### Brief
The exercise asks for every line of the data to be reproduced exactly.

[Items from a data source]

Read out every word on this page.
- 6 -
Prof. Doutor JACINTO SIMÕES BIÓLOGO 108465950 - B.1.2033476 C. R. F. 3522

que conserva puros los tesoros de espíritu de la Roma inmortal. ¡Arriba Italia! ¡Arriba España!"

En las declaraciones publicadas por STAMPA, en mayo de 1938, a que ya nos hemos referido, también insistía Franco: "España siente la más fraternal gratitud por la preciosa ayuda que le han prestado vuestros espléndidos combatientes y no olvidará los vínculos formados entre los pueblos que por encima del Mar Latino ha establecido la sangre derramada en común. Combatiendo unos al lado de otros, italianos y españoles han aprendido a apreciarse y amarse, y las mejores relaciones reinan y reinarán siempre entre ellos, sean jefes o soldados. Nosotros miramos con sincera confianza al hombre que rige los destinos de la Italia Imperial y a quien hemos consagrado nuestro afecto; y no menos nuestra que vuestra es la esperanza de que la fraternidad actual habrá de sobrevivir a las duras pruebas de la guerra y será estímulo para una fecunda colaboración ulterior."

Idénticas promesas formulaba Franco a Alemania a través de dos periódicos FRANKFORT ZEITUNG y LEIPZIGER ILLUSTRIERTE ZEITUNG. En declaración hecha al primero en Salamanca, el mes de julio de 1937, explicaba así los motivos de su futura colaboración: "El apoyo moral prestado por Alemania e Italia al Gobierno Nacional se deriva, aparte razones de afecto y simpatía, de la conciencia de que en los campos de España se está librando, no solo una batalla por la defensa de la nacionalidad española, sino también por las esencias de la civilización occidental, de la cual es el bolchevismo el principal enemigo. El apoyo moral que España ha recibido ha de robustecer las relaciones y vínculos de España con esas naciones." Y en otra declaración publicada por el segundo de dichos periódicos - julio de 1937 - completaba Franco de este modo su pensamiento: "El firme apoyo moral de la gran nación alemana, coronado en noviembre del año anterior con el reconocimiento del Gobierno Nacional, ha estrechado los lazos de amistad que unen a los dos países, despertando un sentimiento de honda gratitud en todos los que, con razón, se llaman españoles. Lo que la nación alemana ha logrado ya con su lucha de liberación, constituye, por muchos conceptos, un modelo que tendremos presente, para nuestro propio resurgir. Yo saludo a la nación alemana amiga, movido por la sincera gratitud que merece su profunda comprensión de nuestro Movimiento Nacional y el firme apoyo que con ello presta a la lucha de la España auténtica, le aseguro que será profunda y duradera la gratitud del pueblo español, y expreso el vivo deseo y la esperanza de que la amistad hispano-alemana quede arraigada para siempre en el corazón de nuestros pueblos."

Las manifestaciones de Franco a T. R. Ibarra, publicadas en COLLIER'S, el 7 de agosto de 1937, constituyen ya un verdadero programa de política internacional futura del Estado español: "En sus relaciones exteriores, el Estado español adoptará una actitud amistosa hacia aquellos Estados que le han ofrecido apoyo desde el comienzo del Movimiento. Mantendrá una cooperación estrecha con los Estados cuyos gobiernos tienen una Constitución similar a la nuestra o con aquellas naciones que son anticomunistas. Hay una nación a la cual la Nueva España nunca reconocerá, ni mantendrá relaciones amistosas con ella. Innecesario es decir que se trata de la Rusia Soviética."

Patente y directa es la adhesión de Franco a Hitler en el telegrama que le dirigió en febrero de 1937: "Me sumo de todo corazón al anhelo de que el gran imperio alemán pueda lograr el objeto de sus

### Reply to the task
Read out every word on this page.
- 6 -
Prof. Doutor JACINTO SIMÕES BIÓLOGO 108465950 - B.1.2033476 C. R. F. 3522

que conserva puros los tesoros de espíritu de la Roma inmortal. ¡Arriba Italia! ¡Arriba España!"

En las declaraciones publicadas por STAMPA, en mayo de 1938, a que ya nos hemos referido, también insistía Franco: "España siente la más fraternal gratitud por la preciosa ayuda que le han prestado vuestros espléndidos combatientes y no olvidará los vínculos formados entre los pueblos que por encima del Mar Latino ha establecido la sangre derramada en común. Combatiendo unos al lado de otros, italianos y españoles han aprendido a apreciarse y amarse, y las mejores relaciones reinan y reinarán siempre entre ellos, sean jefes o soldados. Nosotros miramos con sincera confianza al hombre que rige los destinos de la Italia Imperial y a quien hemos consagrado nuestro afecto; y no menos nuestra que vuestra es la esperanza de que la fraternidad actual habrá de sobrevivir a las duras pruebas de la guerra y será estímulo para una fecunda colaboración ulterior."

Idénticas promesas formulaba Franco a Alemania a través de dos periódicos FRANKFORT ZEITUNG y LEIPZIGER ILLUSTRIERTE ZEITUNG. En declaración hecha al primero en Salamanca, el mes de julio de 1937, explicaba así los motivos de su futura colaboración: "El apoyo moral prestado por Alemania e Italia al Gobierno Nacional se deriva, aparte razones de afecto y simpatía, de la conciencia de que en los campos de España se está librando, no solo una batalla por la defensa de la nacionalidad española, sino también por las esencias de la civilización occidental, de la cual es el bolchevismo el principal enemigo. El apoyo moral que España ha recibido ha de robustecer las relaciones y vínculos de España con esas naciones." Y en otra declaración publicada por el segundo de dichos periódicos - julio de 1937 - completaba Franco de este modo su pensamiento: "El firme apoyo moral de la gran nación alemana, coronado en noviembre del año anterior con el reconocimiento del Gobierno Nacional, ha estrechado los lazos de amistad que unen a los dos países, despertando un sentimiento de honda gratitud en todos los que, con razón, se llaman españoles. Lo que la nación alemana ha logrado ya con su lucha de liberación, constituye, por muchos conceptos, un modelo que tendremos presente, para nuestro propio resurgir. Yo saludo a la nación alemana amiga, movido por la sincera gratitud que merece su profunda comprensión de nuestro Movimiento Nacional y el firme apoyo que con ello presta a la lucha de la España auténtica, le aseguro que será profunda y duradera la gratitud del pueblo español, y expreso el vivo deseo y la esperanza de que la amistad hispano-alemana quede arraigada para siempre en el corazón de nuestros pueblos."

Las manifestaciones de Franco a T. R. Ibarra, publicadas en COLLIER'S, el 7 de agosto de 1937, constituyen ya un verdadero programa de política internacional futura del Estado español: "En sus relaciones exteriores, el Estado español adoptará una actitud amistosa hacia aquellos Estados que le han ofrecido apoyo desde el comienzo del Movimiento. Mantendrá una cooperación estrecha con los Estados cuyos gobiernos tienen una Constitución similar a la nuestra o con aquellas naciones que son anticomunistas. Hay una nación a la cual la Nueva España nunca reconocerá, ni mantendrá relaciones amistosas con ella. Innecesario es decir que se trata de la Rusia Soviética."

Patente y directa es la adhesión de Franco a Hitler en el telegrama que le dirigió en febrero de 1937: "Me sumo de todo corazón al anhelo de que el gran imperio alemán pueda lograr el objeto de sus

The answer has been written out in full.